• Work to complete
Each entry below is to be printed verbatim.

----

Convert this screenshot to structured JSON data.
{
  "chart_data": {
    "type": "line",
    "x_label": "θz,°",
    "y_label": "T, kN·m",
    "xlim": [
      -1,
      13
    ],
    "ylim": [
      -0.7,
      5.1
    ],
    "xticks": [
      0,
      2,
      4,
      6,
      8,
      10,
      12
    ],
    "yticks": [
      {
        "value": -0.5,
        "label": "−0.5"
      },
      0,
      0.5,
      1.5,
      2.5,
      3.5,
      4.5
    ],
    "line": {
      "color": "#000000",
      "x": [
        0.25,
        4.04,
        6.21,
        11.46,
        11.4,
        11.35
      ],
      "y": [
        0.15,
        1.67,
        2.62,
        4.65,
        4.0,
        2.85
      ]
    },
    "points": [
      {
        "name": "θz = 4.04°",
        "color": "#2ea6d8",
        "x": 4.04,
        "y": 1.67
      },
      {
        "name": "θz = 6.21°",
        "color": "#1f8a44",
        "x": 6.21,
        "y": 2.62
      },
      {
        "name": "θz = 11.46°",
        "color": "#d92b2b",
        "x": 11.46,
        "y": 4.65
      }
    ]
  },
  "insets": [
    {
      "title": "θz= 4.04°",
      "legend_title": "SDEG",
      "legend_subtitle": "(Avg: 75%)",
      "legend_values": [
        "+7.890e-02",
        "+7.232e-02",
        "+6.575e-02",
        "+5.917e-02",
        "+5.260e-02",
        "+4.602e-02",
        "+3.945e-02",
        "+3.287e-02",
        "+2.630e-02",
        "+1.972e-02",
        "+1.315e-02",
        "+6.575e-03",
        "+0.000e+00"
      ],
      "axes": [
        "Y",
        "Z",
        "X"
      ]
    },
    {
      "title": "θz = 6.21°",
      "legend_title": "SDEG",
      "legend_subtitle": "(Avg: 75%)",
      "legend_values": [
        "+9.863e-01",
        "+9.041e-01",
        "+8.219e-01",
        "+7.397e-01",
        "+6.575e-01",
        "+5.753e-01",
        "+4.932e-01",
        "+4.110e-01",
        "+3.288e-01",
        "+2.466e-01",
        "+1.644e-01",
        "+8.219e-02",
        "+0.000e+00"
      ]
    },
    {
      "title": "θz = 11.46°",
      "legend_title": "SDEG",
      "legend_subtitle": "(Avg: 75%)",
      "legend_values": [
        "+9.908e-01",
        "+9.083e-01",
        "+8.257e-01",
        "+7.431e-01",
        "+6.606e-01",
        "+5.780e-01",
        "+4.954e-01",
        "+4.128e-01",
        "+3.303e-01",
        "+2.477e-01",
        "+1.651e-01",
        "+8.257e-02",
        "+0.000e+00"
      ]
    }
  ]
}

----

• Response to this exercise
Convert this screenshot to structured JSON data.
{
  "chart_data": {
    "type": "line",
    "x_label": "θz,°",
    "y_label": "T, kN·m",
    "xlim": [
      -1,
      13
    ],
    "ylim": [
      -0.7,
      5.1
    ],
    "xticks": [
      0,
      2,
      4,
      6,
      8,
      10,
      12
    ],
    "yticks": [
      {
        "value": -0.5,
        "label": "−0.5"
      },
      0,
      0.5,
      1.5,
      2.5,
      3.5,
      4.5
    ],
    "line": {
      "color": "#000000",
      "x": [
        0.25,
        4.04,
        6.21,
        11.46,
        11.4,
        11.35
      ],
      "y": [
        0.15,
        1.67,
        2.62,
        4.65,
        4.0,
        2.85
      ]
    },
    "points": [
      {
        "name": "θz = 4.04°",
        "color": "#2ea6d8",
        "x": 4.04,
        "y": 1.67
      },
      {
        "name": "θz = 6.21°",
        "color": "#1f8a44",
        "x": 6.21,
        "y": 2.62
      },
      {
        "name": "θz = 11.46°",
        "color": "#d92b2b",
        "x": 11.46,
        "y": 4.65
      }
    ]
  },
  "insets": [
    {
      "title": "θz= 4.04°",
      "legend_title": "SDEG",
      "legend_subtitle": "(Avg: 75%)",
      "legend_values": [
        "+7.890e-02",
        "+7.232e-02",
        "+6.575e-02",
        "+5.917e-02",
        "+5.260e-02",
        "+4.602e-02",
        "+3.945e-02",
        "+3.287e-02",
        "+2.630e-02",
        "+1.972e-02",
        "+1.315e-02",
        "+6.575e-03",
        "+0.000e+00"
      ],
      "axes": [
        "Y",
        "Z",
        "X"
      ]
    },
    {
      "title": "θz = 6.21°",
      "legend_title": "SDEG",
      "legend_subtitle": "(Avg: 75%)",
      "legend_values": [
        "+9.863e-01",
        "+9.041e-01",
        "+8.219e-01",
        "+7.397e-01",
        "+6.575e-01",
        "+5.753e-01",
        "+4.932e-01",
        "+4.110e-01",
        "+3.288e-01",
        "+2.466e-01",
        "+1.644e-01",
        "+8.219e-02",
        "+0.000e+00"
      ]
    },
    {
      "title": "θz = 11.46°",
      "legend_title": "SDEG",
      "legend_subtitle": "(Avg: 75%)",
      "legend_values": [
        "+9.908e-01",
        "+9.083e-01",
        "+8.257e-01",
        "+7.431e-01",
        "+6.606e-01",
        "+5.780e-01",
        "+4.954e-01",
        "+4.128e-01",
        "+3.303e-01",
        "+2.477e-01",
        "+1.651e-01",
        "+8.257e-02",
        "+0.000e+00"
      ]
    }
  ]
}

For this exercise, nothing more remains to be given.